** BEGIN EXERCISE INPUTS **

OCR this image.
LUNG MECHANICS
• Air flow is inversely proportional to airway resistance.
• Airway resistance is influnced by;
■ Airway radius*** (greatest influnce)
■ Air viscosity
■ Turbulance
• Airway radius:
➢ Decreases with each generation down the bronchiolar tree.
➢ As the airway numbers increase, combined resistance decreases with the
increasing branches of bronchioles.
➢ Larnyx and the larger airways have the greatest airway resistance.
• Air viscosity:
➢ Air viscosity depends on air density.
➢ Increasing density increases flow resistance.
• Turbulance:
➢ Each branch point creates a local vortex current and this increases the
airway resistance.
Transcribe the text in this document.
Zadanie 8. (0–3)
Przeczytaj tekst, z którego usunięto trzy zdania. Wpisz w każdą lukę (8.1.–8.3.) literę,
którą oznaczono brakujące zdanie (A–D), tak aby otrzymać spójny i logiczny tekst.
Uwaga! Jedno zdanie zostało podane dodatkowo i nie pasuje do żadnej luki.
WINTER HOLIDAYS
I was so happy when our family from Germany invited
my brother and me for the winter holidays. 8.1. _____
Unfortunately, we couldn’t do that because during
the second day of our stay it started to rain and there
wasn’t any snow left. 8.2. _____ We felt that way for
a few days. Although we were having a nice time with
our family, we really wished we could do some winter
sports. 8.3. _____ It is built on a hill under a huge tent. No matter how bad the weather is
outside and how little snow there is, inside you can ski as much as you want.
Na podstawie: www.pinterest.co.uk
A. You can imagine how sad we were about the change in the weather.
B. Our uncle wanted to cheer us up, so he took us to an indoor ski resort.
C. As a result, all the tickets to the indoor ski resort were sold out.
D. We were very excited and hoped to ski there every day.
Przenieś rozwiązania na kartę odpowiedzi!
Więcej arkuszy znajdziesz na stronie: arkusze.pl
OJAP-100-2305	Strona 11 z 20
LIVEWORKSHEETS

** END EXERCISE INPUTS **

TASK TO COMPLETE: Extract each line holding the word "increases" from the records.

FINISHED TASK:
➢ Increasing density increases flow resistance.
➢ Each branch point creates a local vortex current and this increases the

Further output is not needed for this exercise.